Source records —
===============

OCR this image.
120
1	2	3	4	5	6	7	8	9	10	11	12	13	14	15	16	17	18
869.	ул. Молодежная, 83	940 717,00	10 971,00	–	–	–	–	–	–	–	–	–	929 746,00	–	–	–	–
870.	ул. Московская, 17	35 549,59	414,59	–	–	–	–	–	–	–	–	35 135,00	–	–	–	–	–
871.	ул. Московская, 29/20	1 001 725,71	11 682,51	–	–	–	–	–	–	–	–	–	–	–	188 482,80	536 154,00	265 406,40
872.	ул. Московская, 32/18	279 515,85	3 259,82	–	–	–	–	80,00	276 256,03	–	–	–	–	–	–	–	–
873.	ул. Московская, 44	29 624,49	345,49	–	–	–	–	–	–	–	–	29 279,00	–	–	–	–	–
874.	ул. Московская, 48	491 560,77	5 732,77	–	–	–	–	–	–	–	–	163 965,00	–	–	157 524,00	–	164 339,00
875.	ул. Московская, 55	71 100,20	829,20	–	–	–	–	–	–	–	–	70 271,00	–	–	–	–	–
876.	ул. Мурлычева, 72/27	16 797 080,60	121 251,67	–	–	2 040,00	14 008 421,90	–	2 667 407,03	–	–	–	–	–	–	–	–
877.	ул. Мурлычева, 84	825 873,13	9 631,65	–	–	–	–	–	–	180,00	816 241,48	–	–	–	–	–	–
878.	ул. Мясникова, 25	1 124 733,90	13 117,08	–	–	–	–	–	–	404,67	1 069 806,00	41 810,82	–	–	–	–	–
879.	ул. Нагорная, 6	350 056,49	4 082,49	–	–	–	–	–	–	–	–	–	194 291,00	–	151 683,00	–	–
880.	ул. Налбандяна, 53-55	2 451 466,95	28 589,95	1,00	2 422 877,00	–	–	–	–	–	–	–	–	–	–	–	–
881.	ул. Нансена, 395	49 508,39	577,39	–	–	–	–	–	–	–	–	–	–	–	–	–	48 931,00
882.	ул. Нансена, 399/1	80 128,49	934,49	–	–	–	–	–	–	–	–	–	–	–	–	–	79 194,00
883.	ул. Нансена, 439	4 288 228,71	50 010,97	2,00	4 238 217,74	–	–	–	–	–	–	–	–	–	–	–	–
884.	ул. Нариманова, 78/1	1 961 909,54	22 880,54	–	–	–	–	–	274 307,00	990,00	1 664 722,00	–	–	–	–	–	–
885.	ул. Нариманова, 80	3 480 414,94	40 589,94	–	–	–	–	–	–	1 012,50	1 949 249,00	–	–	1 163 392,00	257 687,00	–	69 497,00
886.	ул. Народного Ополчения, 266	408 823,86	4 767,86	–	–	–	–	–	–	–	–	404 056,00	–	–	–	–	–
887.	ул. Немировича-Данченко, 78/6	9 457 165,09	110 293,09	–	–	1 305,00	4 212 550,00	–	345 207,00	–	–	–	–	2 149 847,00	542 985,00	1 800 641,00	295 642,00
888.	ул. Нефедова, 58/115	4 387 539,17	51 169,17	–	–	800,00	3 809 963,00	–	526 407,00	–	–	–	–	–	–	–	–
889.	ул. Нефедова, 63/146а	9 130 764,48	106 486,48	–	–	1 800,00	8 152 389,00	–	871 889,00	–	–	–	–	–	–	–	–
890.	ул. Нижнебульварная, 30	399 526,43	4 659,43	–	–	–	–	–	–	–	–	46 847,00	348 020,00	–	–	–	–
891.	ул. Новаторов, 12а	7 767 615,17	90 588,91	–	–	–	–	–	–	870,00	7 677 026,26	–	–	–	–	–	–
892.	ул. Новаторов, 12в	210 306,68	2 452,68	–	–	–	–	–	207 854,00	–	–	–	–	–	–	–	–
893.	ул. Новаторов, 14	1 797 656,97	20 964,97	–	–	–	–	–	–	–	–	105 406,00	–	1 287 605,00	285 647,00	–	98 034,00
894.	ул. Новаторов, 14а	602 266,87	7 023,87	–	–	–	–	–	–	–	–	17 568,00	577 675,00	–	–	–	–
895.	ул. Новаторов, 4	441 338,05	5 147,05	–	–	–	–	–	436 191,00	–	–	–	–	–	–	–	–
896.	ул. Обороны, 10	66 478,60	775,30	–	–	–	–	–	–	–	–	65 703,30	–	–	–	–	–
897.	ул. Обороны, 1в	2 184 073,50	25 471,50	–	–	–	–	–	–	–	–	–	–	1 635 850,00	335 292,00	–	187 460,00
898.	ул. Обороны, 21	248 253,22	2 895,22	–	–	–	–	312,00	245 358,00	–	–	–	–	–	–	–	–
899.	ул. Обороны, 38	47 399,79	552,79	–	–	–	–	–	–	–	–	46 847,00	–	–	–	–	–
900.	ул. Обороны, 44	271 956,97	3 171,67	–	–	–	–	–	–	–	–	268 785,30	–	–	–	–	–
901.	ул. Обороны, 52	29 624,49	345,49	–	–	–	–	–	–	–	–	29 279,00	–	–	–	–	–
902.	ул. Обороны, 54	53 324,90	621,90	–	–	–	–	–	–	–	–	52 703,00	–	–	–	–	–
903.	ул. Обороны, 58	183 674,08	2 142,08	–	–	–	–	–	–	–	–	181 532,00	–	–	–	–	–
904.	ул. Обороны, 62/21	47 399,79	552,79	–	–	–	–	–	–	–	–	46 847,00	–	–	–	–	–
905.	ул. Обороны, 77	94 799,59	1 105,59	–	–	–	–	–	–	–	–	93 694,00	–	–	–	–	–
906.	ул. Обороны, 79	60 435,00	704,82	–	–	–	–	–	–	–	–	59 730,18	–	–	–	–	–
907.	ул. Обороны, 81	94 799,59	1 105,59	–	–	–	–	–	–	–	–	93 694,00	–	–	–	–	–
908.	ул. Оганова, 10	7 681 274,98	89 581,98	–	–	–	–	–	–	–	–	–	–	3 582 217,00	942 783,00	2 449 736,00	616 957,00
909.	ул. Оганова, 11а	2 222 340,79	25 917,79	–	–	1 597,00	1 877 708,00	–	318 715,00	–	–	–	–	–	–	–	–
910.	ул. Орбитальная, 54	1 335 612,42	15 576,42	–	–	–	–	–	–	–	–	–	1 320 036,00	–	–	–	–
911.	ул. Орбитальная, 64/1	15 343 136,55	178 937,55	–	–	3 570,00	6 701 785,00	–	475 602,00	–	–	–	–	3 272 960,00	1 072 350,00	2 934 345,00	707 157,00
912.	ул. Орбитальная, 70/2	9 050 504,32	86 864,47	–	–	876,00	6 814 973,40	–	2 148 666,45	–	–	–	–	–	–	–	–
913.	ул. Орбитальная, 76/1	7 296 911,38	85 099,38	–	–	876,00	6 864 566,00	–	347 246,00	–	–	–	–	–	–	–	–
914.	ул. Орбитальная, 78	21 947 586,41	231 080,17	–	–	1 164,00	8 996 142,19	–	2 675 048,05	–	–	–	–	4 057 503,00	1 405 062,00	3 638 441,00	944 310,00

===============

Collect the complete line wherever the string "Мурлычева" appears in the records.

876.	ул. Мурлычева, 72/27	16 797 080,60	121 251,67	–	–	2 040,00	14 008 421,90	–	2 667 407,03	–	–	–	–	–	–	–	–
877.	ул. Мурлычева, 84	825 873,13	9 631,65	–	–	–	–	–	–	180,00	816 241,48	–	–	–	–	–	–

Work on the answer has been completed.